### WHAT YOU NEED TO DO
Select the lines of the records containing the word "From" and list them.

::::::::

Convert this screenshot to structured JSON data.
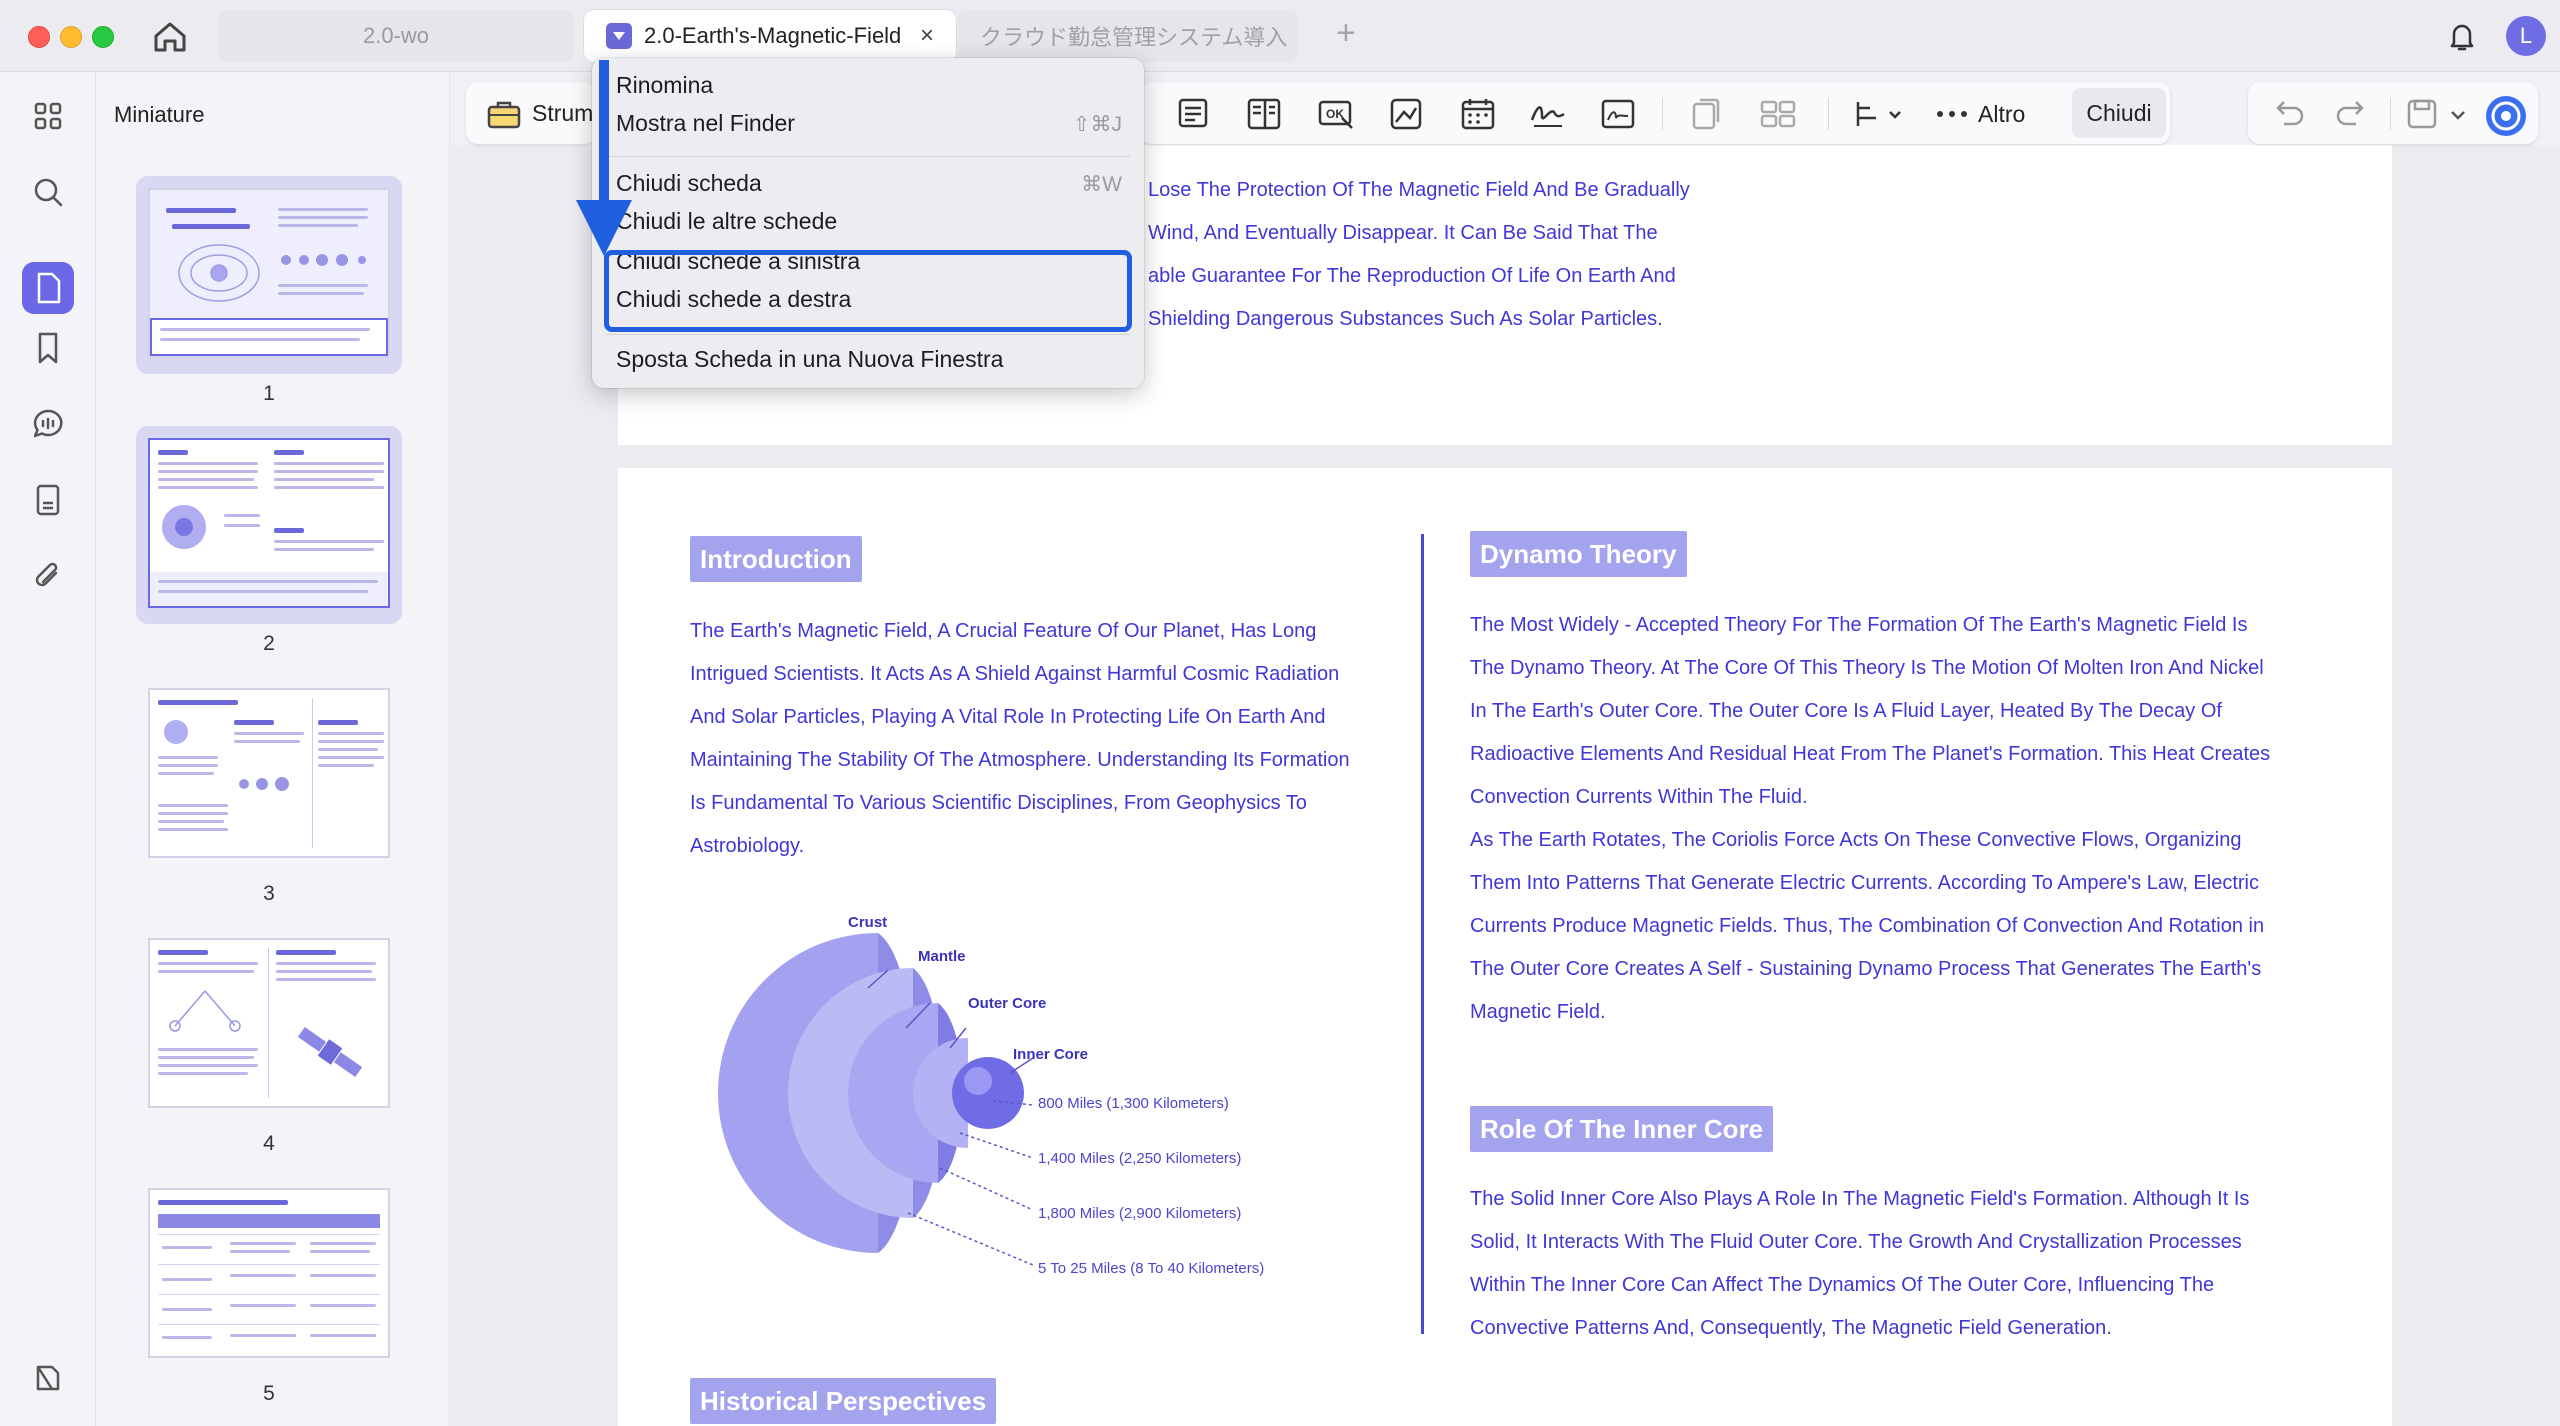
{
  "tabs": [
    {
      "label": "2.0-wo"
    },
    {
      "label": "2.0-Earth's-Magnetic-Field",
      "close": "×"
    },
    {
      "label": "クラウド勤怠管理システム導入"
    }
  ],
  "new_tab": "+",
  "user_initial": "L",
  "thumbnails": {
    "title": "Miniature",
    "pages": [
      "1",
      "2",
      "3",
      "4",
      "5"
    ]
  },
  "toolbar": {
    "tools_label": "Strum",
    "more_label": "Altro",
    "close_label": "Chiudi"
  },
  "context_menu": {
    "items": [
      {
        "label": "Rinomina",
        "shortcut": ""
      },
      {
        "label": "Mostra nel Finder",
        "shortcut": "⇧⌘J"
      },
      {
        "label": "Chiudi scheda",
        "shortcut": "⌘W"
      },
      {
        "label": "Chiudi le altre schede",
        "shortcut": ""
      },
      {
        "label": "Chiudi schede a sinistra",
        "shortcut": ""
      },
      {
        "label": "Chiudi schede a destra",
        "shortcut": ""
      },
      {
        "label": "Sposta Scheda in una Nuova Finestra",
        "shortcut": ""
      }
    ]
  },
  "document": {
    "page1_lines": [
      "Lose The Protection Of The Magnetic Field And Be Gradually",
      "Wind, And Eventually Disappear. It Can Be Said That The",
      "able Guarantee For The Reproduction Of Life On Earth And",
      "Shielding Dangerous Substances Such As Solar Particles."
    ],
    "intro": {
      "heading": "Introduction",
      "lines": [
        "The Earth's Magnetic Field, A Crucial Feature Of Our Planet, Has Long",
        "Intrigued Scientists. It Acts As A Shield Against Harmful Cosmic Radiation",
        "And Solar Particles, Playing A Vital Role In Protecting Life On Earth And",
        "Maintaining The Stability Of The Atmosphere. Understanding Its Formation",
        "Is Fundamental To Various Scientific Disciplines, From Geophysics To",
        "Astrobiology."
      ]
    },
    "diagram": {
      "labels": [
        "Crust",
        "Mantle",
        "Outer Core",
        "Inner Core"
      ],
      "distances": [
        "800 Miles (1,300 Kilometers)",
        "1,400 Miles (2,250 Kilometers)",
        "1,800 Miles (2,900 Kilometers)",
        "5 To 25 Miles (8 To 40 Kilometers)"
      ]
    },
    "dynamo": {
      "heading": "Dynamo Theory",
      "lines": [
        "The Most Widely - Accepted Theory For The Formation Of The Earth's Magnetic Field Is",
        "The Dynamo Theory. At The Core Of This Theory Is The Motion Of Molten Iron And Nickel",
        "In The Earth's Outer Core. The Outer Core Is A Fluid Layer, Heated By The Decay Of",
        "Radioactive Elements And Residual Heat From The Planet's Formation. This Heat Creates",
        "Convection Currents Within The Fluid.",
        "As The Earth Rotates, The Coriolis Force Acts On These Convective Flows, Organizing",
        "Them Into Patterns That Generate Electric Currents. According To Ampere's Law, Electric",
        "Currents Produce Magnetic Fields. Thus, The Combination Of Convection And Rotation in",
        "The Outer Core Creates A Self - Sustaining Dynamo Process That Generates The Earth's",
        "Magnetic Field."
      ]
    },
    "inner_core": {
      "heading": "Role Of The Inner Core",
      "lines": [
        "The Solid Inner Core Also Plays A Role In The Magnetic Field's Formation. Although It Is",
        "Solid, It Interacts With The Fluid Outer Core. The Growth And Crystallization Processes",
        "Within The Inner Core Can Affect The Dynamics Of The Outer Core, Influencing The",
        "Convective Patterns And, Consequently, The Magnetic Field Generation."
      ]
    },
    "historical": {
      "heading": "Historical Perspectives"
    }
  },
  "colors": {
    "accent": "#6b68e8",
    "text": "#3f37d6",
    "highlight_box": "#1f5fe0"
  }
}
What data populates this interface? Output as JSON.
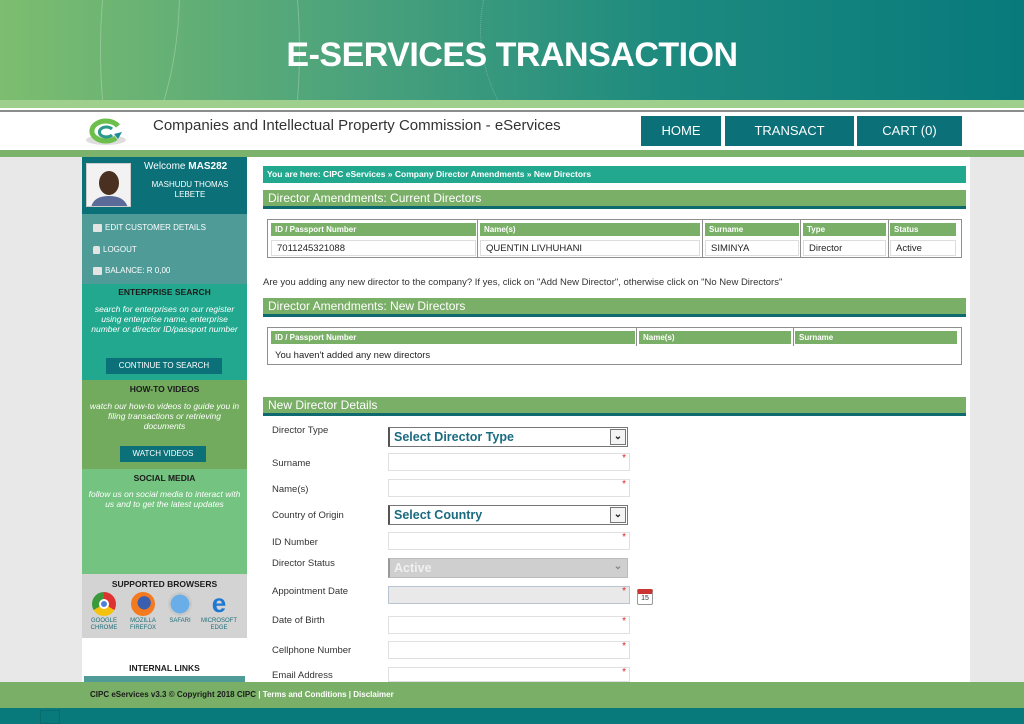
{
  "banner": {
    "title": "E-SERVICES TRANSACTION"
  },
  "header": {
    "site_name": "Companies and Intellectual Property Commission - eServices",
    "nav": [
      {
        "label": "HOME"
      },
      {
        "label": "TRANSACT"
      },
      {
        "label": "CART (0)"
      }
    ]
  },
  "sidebar": {
    "welcome_prefix": "Welcome",
    "username": "MAS282",
    "full_name": "MASHUDU THOMAS LEBETE",
    "links": [
      {
        "label": "EDIT CUSTOMER DETAILS",
        "icon": "edit-icon"
      },
      {
        "label": "LOGOUT",
        "icon": "lock-icon"
      },
      {
        "label": "BALANCE: R 0,00",
        "icon": "wallet-icon"
      }
    ],
    "enterprise_search": {
      "title": "ENTERPRISE SEARCH",
      "text": "search for enterprises on our register using enterprise name, enterprise number or director ID/passport number",
      "button": "CONTINUE TO SEARCH"
    },
    "how_to": {
      "title": "HOW-TO VIDEOS",
      "text": "watch our how-to videos to guide you in filing transactions or retrieving documents",
      "button": "WATCH VIDEOS"
    },
    "social": {
      "title": "SOCIAL MEDIA",
      "text": "follow us on social media to interact with us and to get the latest updates"
    },
    "browsers": {
      "title": "SUPPORTED BROWSERS",
      "items": [
        {
          "line1": "GOOGLE",
          "line2": "CHROME"
        },
        {
          "line1": "MOZILLA",
          "line2": "FIREFOX"
        },
        {
          "line1": "SAFARI",
          "line2": ""
        },
        {
          "line1": "MICROSOFT",
          "line2": "EDGE"
        }
      ]
    },
    "internal_links": {
      "title": "INTERNAL LINKS"
    }
  },
  "main": {
    "breadcrumb": "You are here: CIPC eServices » Company Director Amendments » New Directors",
    "current_directors": {
      "title": "Director Amendments: Current Directors",
      "columns": [
        "ID / Passport Number",
        "Name(s)",
        "Surname",
        "Type",
        "Status"
      ],
      "rows": [
        [
          "7011245321088",
          "QUENTIN LIVHUHANI",
          "SIMINYA",
          "Director",
          "Active"
        ]
      ]
    },
    "question": "Are you adding any new director to the company? If yes, click on \"Add New Director\", otherwise click on \"No New Directors\"",
    "new_directors": {
      "title": "Director Amendments: New Directors",
      "columns": [
        "ID / Passport Number",
        "Name(s)",
        "Surname"
      ],
      "empty_message": "You haven't added any new directors"
    },
    "form": {
      "title": "New Director Details",
      "director_type": {
        "label": "Director Type",
        "value": "Select Director Type"
      },
      "surname": {
        "label": "Surname",
        "value": ""
      },
      "names": {
        "label": "Name(s)",
        "value": ""
      },
      "country": {
        "label": "Country of Origin",
        "value": "Select Country"
      },
      "id_number": {
        "label": "ID Number",
        "value": ""
      },
      "status": {
        "label": "Director Status",
        "value": "Active"
      },
      "appointment_date": {
        "label": "Appointment Date",
        "value": ""
      },
      "dob": {
        "label": "Date of Birth",
        "value": ""
      },
      "cellphone": {
        "label": "Cellphone Number",
        "value": ""
      },
      "email": {
        "label": "Email Address",
        "value": ""
      },
      "required_marker": "*",
      "calendar_day": "15"
    }
  },
  "footer": {
    "copyright": "CIPC eServices v3.3 © Copyright 2018 CIPC",
    "separator": "|",
    "terms": "Terms and Conditions",
    "disclaimer": "Disclaimer"
  }
}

::::::::

### SOLUTION BELOW
        "Is Fundamental To Various Scientific Disciplines, From Geophysics To",
        "Radioactive Elements And Residual Heat From The Planet's Formation. This Heat Creates",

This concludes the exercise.